*WHAT TO WORK ON*
Your task is to copy the lines from the line containing "Give me the" through the end of the listing below, both included, without any pictures.

═══ EXCERPTED RECORDS

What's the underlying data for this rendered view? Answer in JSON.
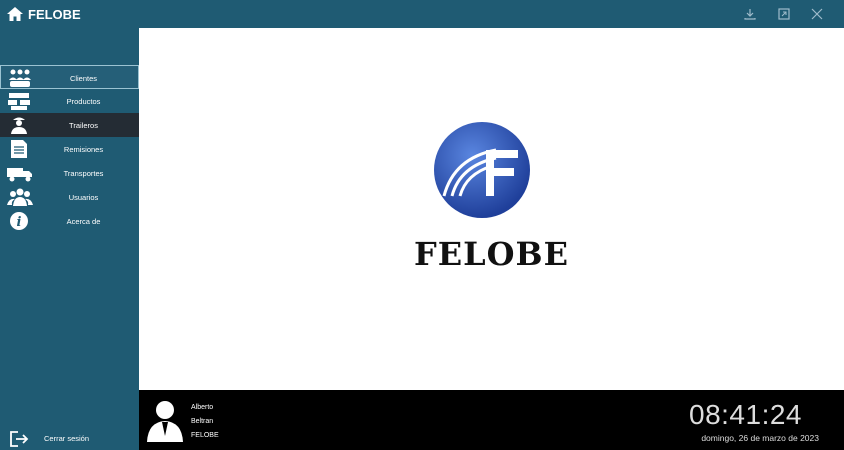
{
  "app": {
    "title": "FELOBE"
  },
  "window_controls": [
    "download-icon",
    "restore-icon",
    "close-icon"
  ],
  "sidebar": {
    "items": [
      {
        "label": "Clientes",
        "icon": "clients-icon",
        "state": "selected"
      },
      {
        "label": "Productos",
        "icon": "products-icon",
        "state": "normal"
      },
      {
        "label": "Traileros",
        "icon": "driver-icon",
        "state": "active"
      },
      {
        "label": "Remisiones",
        "icon": "document-icon",
        "state": "normal"
      },
      {
        "label": "Transportes",
        "icon": "truck-icon",
        "state": "normal"
      },
      {
        "label": "Usuarios",
        "icon": "users-icon",
        "state": "normal"
      },
      {
        "label": "Acerca de",
        "icon": "info-icon",
        "state": "normal"
      }
    ],
    "logout_label": "Cerrar sesión"
  },
  "main": {
    "brand_name": "FELOBE"
  },
  "status": {
    "user": {
      "first_name": "Alberto",
      "last_name": "Beltran",
      "company": "FELOBE"
    },
    "clock": "08:41:24",
    "date": "domingo, 26 de marzo de 2023"
  },
  "colors": {
    "sidebar_bg": "#1f5b73",
    "active_item_bg": "#242c34",
    "status_bg": "#000000",
    "logo_blue": "#2f5fc0"
  }
}
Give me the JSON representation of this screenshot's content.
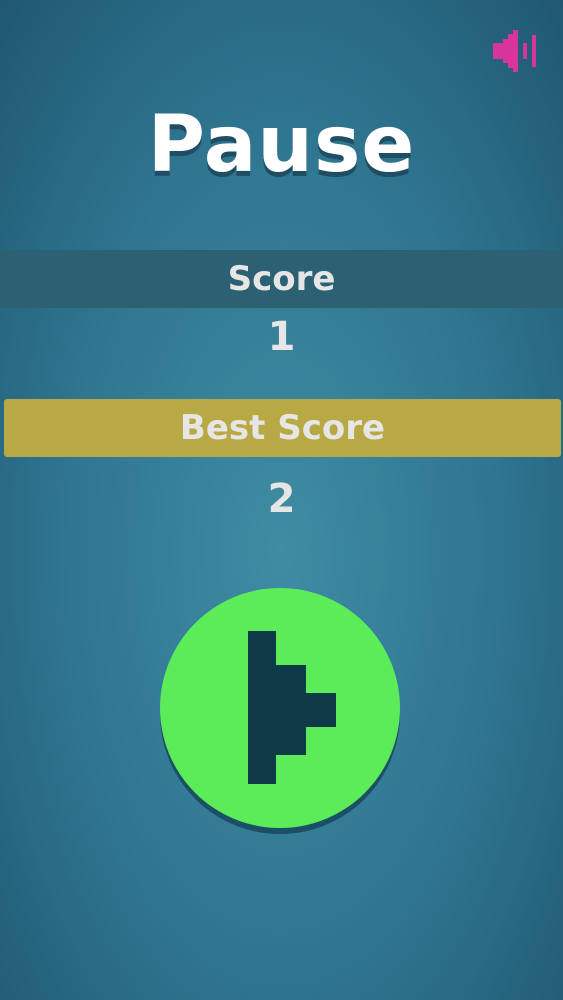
{
  "screen": {
    "title": "Pause",
    "score_label": "Score",
    "score_value": "1",
    "best_label": "Best Score",
    "best_value": "2"
  },
  "icons": {
    "sound": "speaker-icon",
    "play": "play-icon"
  },
  "colors": {
    "sound_icon": "#d8349b",
    "play_button": "#5cec5a",
    "play_glyph": "#0f3a47",
    "best_band": "#b8a944",
    "score_band": "#2c6174"
  }
}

══════

*SOLUTION TO THIS PROBLEM*
Give me the JSON representation of this screenshot's content.
{
  "screen": {
    "title": "Pause",
    "score_label": "Score",
    "score_value": "1",
    "best_label": "Best Score",
    "best_value": "2"
  },
  "icons": {
    "sound": "speaker-icon",
    "play": "play-icon"
  },
  "colors": {
    "sound_icon": "#d8349b",
    "play_button": "#5cec5a",
    "play_glyph": "#0f3a47",
    "best_band": "#b8a944",
    "score_band": "#2c6174"
  }
}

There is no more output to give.